[Provided information]
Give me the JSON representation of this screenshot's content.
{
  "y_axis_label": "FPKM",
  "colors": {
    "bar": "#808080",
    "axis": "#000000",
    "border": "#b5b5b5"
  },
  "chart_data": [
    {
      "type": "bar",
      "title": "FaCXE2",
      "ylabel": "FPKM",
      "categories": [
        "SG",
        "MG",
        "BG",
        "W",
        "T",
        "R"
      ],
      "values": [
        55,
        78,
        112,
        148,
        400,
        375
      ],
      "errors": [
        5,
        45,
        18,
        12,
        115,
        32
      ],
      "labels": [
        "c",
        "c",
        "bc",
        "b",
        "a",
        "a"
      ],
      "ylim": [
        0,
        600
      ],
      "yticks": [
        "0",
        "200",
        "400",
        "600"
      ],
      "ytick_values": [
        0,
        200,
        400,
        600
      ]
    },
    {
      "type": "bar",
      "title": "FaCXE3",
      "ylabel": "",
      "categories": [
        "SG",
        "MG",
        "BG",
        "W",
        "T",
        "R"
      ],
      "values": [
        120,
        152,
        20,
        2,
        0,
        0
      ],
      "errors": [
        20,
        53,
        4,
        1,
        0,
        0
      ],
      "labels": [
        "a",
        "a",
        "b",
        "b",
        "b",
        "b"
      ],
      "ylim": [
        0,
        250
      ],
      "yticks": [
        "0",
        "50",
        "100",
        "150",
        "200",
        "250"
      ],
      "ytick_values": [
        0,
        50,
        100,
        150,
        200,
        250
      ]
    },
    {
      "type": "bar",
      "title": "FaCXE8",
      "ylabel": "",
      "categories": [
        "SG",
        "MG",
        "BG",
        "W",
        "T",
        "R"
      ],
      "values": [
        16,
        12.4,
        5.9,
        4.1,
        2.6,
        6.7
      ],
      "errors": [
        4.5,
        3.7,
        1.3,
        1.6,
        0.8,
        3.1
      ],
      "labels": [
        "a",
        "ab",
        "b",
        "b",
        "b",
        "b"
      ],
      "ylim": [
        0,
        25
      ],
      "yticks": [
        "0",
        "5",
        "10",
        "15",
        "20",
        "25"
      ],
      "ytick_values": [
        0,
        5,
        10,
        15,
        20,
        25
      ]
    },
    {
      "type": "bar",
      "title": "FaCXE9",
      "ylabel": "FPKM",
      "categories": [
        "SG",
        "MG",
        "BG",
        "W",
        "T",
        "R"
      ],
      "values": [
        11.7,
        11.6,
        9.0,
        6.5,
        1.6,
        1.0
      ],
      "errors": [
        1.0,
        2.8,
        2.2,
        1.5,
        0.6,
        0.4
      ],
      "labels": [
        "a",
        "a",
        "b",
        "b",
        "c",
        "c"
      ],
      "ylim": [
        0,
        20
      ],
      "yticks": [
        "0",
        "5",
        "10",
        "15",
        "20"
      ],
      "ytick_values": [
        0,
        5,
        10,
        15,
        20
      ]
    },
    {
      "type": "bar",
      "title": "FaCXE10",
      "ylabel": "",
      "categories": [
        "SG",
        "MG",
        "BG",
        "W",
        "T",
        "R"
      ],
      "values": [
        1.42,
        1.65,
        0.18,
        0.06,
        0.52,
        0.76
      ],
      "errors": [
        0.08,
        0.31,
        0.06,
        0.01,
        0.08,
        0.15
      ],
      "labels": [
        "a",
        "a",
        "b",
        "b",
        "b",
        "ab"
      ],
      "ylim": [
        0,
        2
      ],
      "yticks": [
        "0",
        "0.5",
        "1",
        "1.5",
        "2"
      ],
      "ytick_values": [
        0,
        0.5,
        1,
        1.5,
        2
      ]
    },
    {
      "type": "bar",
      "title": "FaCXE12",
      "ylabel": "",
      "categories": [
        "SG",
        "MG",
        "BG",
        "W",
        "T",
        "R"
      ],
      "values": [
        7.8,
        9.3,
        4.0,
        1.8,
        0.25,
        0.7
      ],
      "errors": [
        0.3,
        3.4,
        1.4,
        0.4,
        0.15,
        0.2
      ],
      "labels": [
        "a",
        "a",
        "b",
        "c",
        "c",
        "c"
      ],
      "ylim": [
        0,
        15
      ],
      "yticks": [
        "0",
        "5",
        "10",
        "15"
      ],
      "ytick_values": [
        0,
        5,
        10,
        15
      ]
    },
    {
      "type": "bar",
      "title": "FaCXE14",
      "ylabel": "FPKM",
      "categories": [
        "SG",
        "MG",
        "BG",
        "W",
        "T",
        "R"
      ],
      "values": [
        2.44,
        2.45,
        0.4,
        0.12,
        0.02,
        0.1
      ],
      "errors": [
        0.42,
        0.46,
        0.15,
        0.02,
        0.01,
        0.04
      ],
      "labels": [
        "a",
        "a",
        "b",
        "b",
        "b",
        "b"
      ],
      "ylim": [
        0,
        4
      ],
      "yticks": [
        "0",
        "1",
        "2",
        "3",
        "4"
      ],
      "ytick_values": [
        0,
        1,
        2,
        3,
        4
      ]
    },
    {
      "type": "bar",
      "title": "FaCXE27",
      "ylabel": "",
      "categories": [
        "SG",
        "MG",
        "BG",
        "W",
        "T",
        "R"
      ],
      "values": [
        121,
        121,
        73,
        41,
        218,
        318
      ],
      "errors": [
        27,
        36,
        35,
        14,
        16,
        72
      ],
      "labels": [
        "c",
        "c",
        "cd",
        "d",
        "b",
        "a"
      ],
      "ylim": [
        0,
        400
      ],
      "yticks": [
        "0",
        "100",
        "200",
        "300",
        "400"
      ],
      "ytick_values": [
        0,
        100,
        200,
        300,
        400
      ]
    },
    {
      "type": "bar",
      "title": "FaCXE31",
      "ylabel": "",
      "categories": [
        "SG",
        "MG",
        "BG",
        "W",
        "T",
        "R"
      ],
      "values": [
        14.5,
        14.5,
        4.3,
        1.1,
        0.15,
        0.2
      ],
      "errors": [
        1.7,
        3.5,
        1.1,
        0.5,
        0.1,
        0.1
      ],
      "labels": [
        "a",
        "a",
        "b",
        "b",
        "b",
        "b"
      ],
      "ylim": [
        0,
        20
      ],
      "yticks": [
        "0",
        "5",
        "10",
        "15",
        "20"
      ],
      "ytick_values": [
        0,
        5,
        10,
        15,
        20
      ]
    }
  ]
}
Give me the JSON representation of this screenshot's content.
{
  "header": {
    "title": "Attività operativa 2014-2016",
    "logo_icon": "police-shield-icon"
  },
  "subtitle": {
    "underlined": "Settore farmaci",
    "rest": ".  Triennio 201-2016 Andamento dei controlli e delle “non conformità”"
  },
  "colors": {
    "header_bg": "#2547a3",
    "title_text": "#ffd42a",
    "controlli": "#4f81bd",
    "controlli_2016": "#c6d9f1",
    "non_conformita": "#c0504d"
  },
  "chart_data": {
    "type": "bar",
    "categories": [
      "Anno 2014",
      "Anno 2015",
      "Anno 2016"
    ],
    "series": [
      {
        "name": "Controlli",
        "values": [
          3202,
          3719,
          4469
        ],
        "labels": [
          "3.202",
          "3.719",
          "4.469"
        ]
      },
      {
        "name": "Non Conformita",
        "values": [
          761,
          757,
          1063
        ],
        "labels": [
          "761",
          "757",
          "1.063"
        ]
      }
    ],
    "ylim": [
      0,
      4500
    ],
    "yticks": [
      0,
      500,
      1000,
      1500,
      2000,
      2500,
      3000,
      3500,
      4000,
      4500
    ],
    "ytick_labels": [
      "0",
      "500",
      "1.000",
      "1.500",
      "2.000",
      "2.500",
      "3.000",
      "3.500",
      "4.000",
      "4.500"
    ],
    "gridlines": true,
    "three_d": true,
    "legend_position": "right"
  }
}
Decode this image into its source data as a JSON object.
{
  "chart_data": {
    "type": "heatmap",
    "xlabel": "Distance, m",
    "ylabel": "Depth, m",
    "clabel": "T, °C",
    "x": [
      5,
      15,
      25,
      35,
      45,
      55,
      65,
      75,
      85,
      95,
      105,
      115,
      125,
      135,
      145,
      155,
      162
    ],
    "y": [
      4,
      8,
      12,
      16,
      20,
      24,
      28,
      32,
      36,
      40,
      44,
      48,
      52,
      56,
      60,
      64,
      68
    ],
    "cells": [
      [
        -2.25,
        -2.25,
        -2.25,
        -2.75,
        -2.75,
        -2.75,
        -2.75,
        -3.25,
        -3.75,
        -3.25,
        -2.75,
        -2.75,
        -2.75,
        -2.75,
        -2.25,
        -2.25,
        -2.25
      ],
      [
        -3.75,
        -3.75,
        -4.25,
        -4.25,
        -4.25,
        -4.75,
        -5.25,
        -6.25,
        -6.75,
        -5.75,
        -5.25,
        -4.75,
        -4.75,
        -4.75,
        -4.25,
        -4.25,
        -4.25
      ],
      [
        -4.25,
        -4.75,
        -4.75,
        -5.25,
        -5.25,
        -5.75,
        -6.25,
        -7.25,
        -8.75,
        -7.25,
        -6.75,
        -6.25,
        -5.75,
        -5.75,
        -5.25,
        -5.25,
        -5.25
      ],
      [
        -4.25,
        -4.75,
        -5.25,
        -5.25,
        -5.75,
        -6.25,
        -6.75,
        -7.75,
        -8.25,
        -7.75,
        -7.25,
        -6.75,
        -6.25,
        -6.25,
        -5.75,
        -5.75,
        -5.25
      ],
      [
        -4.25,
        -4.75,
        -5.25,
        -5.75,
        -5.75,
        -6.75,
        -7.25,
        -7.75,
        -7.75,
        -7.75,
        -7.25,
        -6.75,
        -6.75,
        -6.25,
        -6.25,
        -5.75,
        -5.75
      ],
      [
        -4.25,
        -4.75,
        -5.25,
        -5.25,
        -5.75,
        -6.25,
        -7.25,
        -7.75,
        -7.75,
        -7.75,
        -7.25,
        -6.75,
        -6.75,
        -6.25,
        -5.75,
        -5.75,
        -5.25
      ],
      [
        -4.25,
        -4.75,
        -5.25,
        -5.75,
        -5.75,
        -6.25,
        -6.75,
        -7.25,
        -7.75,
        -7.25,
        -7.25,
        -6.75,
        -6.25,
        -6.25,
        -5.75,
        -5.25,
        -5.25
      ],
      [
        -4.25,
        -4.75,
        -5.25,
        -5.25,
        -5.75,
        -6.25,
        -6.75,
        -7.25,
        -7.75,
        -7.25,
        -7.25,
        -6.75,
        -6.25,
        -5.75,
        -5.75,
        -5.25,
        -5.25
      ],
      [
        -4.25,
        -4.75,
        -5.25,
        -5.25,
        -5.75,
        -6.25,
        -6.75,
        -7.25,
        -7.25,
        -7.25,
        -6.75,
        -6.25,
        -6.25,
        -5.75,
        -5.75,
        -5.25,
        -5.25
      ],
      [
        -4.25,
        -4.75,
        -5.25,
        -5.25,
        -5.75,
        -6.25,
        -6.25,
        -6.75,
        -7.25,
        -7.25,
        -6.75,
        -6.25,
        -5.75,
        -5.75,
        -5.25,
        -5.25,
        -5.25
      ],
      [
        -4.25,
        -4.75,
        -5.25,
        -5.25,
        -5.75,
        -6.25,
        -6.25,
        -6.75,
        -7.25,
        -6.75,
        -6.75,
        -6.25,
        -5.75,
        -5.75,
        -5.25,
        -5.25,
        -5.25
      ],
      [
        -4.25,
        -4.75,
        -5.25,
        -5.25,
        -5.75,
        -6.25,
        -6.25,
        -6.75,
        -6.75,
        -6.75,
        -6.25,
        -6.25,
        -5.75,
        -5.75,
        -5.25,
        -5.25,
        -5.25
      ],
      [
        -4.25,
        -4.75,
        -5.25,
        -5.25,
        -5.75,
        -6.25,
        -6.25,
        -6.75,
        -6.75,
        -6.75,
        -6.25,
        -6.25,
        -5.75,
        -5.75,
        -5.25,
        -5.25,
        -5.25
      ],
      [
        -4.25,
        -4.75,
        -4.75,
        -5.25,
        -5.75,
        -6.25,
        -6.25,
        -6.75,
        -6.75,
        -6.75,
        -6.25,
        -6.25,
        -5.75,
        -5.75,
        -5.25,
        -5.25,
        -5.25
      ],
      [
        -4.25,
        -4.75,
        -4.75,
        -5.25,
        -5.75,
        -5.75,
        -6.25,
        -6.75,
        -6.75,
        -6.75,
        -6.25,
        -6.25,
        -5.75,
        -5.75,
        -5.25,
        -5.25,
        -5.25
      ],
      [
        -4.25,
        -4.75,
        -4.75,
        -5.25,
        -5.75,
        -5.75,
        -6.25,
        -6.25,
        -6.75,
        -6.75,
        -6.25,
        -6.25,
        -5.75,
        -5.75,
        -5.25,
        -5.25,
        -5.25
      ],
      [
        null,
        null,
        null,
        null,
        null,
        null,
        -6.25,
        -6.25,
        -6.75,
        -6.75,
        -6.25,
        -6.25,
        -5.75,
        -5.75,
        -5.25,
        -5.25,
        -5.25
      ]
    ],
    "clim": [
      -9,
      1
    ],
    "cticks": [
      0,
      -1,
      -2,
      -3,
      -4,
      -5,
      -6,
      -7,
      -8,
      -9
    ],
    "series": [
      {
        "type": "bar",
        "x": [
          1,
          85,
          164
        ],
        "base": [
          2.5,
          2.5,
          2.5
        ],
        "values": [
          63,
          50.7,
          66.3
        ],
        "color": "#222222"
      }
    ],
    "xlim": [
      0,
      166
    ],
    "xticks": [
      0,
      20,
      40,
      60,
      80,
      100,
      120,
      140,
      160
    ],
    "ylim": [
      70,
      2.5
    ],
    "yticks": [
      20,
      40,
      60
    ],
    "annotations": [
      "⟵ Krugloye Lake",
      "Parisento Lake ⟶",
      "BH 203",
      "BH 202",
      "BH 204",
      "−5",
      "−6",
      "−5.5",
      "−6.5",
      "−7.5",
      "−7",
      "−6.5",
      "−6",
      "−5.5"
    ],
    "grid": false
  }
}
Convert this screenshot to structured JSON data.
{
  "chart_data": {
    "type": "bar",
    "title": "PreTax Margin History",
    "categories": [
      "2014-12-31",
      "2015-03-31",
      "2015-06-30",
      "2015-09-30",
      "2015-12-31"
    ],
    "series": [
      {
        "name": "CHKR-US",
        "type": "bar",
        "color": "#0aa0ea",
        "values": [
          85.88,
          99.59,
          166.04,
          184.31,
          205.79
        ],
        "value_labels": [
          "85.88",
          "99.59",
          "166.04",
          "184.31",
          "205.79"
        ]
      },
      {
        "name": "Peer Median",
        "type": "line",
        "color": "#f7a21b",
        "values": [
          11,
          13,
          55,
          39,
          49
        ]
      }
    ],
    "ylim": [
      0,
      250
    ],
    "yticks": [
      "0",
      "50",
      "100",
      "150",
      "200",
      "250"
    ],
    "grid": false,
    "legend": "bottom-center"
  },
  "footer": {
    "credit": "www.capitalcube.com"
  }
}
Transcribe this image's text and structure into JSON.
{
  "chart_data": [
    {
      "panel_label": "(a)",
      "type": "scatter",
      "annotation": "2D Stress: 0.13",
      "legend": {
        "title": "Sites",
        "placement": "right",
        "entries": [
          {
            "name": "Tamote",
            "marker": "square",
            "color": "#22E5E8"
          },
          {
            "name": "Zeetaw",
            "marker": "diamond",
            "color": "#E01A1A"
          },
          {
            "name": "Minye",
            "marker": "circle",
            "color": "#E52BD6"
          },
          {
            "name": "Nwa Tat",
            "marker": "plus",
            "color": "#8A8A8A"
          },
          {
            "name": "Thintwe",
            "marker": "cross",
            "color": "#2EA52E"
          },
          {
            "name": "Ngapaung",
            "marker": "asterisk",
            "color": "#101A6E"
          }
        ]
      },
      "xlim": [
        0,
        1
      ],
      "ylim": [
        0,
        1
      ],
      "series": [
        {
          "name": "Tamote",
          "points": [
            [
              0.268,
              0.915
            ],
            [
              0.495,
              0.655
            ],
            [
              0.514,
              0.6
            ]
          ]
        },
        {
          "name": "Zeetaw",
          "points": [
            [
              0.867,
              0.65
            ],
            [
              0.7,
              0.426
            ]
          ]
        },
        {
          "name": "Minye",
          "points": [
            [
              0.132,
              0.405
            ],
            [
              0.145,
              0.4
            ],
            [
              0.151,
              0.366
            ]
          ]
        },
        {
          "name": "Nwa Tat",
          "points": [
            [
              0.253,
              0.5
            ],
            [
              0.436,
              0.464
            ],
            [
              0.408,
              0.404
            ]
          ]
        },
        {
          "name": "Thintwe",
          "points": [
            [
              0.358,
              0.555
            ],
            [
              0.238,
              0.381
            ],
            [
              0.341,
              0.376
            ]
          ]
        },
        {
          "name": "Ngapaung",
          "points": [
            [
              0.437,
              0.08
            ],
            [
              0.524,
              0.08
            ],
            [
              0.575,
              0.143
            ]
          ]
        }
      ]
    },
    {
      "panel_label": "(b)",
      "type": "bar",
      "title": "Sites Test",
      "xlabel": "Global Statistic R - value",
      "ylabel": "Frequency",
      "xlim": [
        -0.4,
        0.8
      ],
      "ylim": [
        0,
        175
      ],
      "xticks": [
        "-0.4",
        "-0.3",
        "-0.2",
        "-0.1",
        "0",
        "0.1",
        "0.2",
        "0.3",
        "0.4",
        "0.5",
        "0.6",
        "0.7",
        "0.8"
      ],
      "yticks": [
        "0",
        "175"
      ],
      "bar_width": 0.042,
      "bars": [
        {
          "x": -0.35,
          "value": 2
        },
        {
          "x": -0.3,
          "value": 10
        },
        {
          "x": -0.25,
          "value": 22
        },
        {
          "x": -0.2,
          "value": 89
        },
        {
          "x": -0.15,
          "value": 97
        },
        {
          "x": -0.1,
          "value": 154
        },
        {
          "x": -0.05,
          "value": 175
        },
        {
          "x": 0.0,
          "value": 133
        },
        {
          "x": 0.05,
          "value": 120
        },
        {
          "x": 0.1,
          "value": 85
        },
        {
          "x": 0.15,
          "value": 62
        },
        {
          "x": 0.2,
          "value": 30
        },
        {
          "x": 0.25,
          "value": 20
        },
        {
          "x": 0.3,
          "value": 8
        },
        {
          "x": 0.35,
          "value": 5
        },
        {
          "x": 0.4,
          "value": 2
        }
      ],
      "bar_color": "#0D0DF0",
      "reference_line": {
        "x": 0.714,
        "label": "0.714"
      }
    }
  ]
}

[Problem details] Go through the material and select each line with the string "JSON" in it.

[Solution]
Give me the JSON representation of this screenshot's content.
Give me the JSON representation of this screenshot's content.
Decode this image into its source data as a JSON object.
Convert this screenshot to structured JSON data.
Transcribe this image's text and structure into JSON.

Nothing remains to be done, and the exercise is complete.